--- EXERCISE ---
Swap every "share-button" in the entries below for "repost-button" and reproduce all the lines with nothing else changed.

Entries drawn from a collection:

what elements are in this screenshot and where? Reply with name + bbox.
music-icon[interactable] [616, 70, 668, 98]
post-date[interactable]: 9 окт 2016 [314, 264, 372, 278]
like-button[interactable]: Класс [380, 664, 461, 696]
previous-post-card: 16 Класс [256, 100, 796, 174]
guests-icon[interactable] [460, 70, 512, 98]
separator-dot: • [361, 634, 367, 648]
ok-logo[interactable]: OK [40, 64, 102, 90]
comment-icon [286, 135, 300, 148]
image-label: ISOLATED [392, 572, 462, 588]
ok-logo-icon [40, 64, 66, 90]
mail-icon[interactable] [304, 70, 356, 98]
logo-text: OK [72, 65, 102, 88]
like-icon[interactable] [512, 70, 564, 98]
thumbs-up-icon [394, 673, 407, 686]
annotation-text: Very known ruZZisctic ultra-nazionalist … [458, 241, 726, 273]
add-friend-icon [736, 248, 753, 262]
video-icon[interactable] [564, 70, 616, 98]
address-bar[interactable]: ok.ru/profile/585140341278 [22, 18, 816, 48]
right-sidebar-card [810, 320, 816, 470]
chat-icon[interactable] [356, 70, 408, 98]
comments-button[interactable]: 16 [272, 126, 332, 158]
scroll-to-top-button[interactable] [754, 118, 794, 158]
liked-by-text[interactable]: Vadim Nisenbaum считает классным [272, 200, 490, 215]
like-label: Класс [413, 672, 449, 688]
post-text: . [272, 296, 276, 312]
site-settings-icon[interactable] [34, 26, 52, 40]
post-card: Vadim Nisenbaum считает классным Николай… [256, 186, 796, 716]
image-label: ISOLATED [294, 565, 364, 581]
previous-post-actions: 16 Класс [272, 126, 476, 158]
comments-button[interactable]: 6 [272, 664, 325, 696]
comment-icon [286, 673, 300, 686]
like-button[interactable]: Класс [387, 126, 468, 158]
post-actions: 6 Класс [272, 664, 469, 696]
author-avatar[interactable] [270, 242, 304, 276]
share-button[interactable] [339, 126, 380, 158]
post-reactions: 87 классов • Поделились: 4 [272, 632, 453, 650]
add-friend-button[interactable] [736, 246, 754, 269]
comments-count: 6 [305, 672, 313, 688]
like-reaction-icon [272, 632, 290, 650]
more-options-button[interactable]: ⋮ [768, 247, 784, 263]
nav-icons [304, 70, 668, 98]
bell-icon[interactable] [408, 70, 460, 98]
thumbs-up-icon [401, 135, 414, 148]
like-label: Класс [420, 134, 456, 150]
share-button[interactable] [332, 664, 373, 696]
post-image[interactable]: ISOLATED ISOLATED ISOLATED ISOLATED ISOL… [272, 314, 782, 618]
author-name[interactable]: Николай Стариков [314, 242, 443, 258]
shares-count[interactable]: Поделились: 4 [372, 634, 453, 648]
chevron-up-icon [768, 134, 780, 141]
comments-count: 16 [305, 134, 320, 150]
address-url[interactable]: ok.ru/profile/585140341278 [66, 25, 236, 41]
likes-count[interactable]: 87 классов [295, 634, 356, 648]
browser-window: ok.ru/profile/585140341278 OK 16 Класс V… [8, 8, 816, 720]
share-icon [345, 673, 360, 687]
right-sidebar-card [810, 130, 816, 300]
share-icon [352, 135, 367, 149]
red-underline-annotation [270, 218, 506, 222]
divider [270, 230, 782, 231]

--- RESPONSE TO THIS EXERCISE ---
what elements are in this screenshot and where? Reply with name + bbox.
music-icon[interactable] [616, 70, 668, 98]
post-date[interactable]: 9 окт 2016 [314, 264, 372, 278]
like-button[interactable]: Класс [380, 664, 461, 696]
previous-post-card: 16 Класс [256, 100, 796, 174]
guests-icon[interactable] [460, 70, 512, 98]
separator-dot: • [361, 634, 367, 648]
ok-logo[interactable]: OK [40, 64, 102, 90]
comment-icon [286, 135, 300, 148]
image-label: ISOLATED [392, 572, 462, 588]
ok-logo-icon [40, 64, 66, 90]
mail-icon[interactable] [304, 70, 356, 98]
logo-text: OK [72, 65, 102, 88]
like-icon[interactable] [512, 70, 564, 98]
thumbs-up-icon [394, 673, 407, 686]
annotation-text: Very known ruZZisctic ultra-nazionalist … [458, 241, 726, 273]
add-friend-icon [736, 248, 753, 262]
video-icon[interactable] [564, 70, 616, 98]
address-bar[interactable]: ok.ru/profile/585140341278 [22, 18, 816, 48]
right-sidebar-card [810, 320, 816, 470]
chat-icon[interactable] [356, 70, 408, 98]
comments-button[interactable]: 16 [272, 126, 332, 158]
scroll-to-top-button[interactable] [754, 118, 794, 158]
liked-by-text[interactable]: Vadim Nisenbaum считает классным [272, 200, 490, 215]
like-label: Класс [413, 672, 449, 688]
post-text: . [272, 296, 276, 312]
site-settings-icon[interactable] [34, 26, 52, 40]
post-card: Vadim Nisenbaum считает классным Николай… [256, 186, 796, 716]
image-label: ISOLATED [294, 565, 364, 581]
previous-post-actions: 16 Класс [272, 126, 476, 158]
comments-button[interactable]: 6 [272, 664, 325, 696]
comment-icon [286, 673, 300, 686]
like-button[interactable]: Класс [387, 126, 468, 158]
post-actions: 6 Класс [272, 664, 469, 696]
author-avatar[interactable] [270, 242, 304, 276]
repost-button[interactable] [339, 126, 380, 158]
post-reactions: 87 классов • Поделились: 4 [272, 632, 453, 650]
add-friend-button[interactable] [736, 246, 754, 269]
comments-count: 6 [305, 672, 313, 688]
like-reaction-icon [272, 632, 290, 650]
more-options-button[interactable]: ⋮ [768, 247, 784, 263]
nav-icons [304, 70, 668, 98]
bell-icon[interactable] [408, 70, 460, 98]
thumbs-up-icon [401, 135, 414, 148]
like-label: Класс [420, 134, 456, 150]
repost-button[interactable] [332, 664, 373, 696]
post-image[interactable]: ISOLATED ISOLATED ISOLATED ISOLATED ISOL… [272, 314, 782, 618]
author-name[interactable]: Николай Стариков [314, 242, 443, 258]
shares-count[interactable]: Поделились: 4 [372, 634, 453, 648]
chevron-up-icon [768, 134, 780, 141]
comments-count: 16 [305, 134, 320, 150]
address-url[interactable]: ok.ru/profile/585140341278 [66, 25, 236, 41]
likes-count[interactable]: 87 классов [295, 634, 356, 648]
browser-window: ok.ru/profile/585140341278 OK 16 Класс V… [8, 8, 816, 720]
share-icon [345, 673, 360, 687]
right-sidebar-card [810, 130, 816, 300]
share-icon [352, 135, 367, 149]
red-underline-annotation [270, 218, 506, 222]
divider [270, 230, 782, 231]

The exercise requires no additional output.